Request | Show all lines of the listing that hold the word "kakilala".
** begin Records shown **
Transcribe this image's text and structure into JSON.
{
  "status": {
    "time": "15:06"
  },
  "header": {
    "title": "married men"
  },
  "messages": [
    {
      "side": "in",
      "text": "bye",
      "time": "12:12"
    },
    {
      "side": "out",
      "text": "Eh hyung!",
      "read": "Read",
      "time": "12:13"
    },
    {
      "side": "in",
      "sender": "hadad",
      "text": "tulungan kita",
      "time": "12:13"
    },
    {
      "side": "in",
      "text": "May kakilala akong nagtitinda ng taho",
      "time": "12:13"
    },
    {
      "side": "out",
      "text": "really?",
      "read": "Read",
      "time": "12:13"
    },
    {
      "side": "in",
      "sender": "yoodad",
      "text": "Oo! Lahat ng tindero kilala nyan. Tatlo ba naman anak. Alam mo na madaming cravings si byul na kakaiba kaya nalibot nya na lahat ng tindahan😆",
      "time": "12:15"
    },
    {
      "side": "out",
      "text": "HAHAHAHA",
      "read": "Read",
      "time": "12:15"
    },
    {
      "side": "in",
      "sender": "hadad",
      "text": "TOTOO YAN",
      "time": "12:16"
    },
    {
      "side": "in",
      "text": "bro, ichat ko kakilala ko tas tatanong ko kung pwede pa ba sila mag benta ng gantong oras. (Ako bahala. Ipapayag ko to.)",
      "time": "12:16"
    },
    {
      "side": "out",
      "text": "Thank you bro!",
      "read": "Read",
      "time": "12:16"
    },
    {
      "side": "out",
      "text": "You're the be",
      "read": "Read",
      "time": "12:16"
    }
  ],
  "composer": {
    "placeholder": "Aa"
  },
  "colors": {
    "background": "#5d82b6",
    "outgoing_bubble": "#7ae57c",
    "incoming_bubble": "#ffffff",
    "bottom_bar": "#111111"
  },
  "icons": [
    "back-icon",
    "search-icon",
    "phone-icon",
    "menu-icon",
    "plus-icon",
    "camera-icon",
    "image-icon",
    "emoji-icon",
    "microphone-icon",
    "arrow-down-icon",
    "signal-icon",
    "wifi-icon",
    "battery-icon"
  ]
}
** end Records shown **
Correct output |
      "text": "May kakilala akong nagtitinda ng taho",
      "text": "bro, ichat ko kakilala ko tas tatanong ko kung pwede pa ba sila mag benta ng gantong oras. (Ako bahala. Ipapayag ko to.)",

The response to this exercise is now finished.